EXERCISE REQUIREMENTS: Reproduce the records below exactly as given.

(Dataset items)
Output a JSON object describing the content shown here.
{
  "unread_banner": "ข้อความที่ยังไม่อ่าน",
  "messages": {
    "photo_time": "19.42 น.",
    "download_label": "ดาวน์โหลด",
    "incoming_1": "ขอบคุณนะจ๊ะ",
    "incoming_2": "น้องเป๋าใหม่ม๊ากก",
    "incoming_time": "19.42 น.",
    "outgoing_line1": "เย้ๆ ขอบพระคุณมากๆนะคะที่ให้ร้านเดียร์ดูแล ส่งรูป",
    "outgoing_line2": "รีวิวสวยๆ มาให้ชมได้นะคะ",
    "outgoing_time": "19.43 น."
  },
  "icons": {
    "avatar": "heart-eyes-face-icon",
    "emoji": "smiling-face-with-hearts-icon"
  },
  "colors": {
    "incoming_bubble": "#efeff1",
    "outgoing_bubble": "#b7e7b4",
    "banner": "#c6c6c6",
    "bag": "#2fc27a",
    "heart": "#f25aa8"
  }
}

OUTPUT OF THE EXERCISE:
Output a JSON object describing the content shown here.
{
  "unread_banner": "ข้อความที่ยังไม่อ่าน",
  "messages": {
    "photo_time": "19.42 น.",
    "download_label": "ดาวน์โหลด",
    "incoming_1": "ขอบคุณนะจ๊ะ",
    "incoming_2": "น้องเป๋าใหม่ม๊ากก",
    "incoming_time": "19.42 น.",
    "outgoing_line1": "เย้ๆ ขอบพระคุณมากๆนะคะที่ให้ร้านเดียร์ดูแล ส่งรูป",
    "outgoing_line2": "รีวิวสวยๆ มาให้ชมได้นะคะ",
    "outgoing_time": "19.43 น."
  },
  "icons": {
    "avatar": "heart-eyes-face-icon",
    "emoji": "smiling-face-with-hearts-icon"
  },
  "colors": {
    "incoming_bubble": "#efeff1",
    "outgoing_bubble": "#b7e7b4",
    "banner": "#c6c6c6",
    "bag": "#2fc27a",
    "heart": "#f25aa8"
  }
}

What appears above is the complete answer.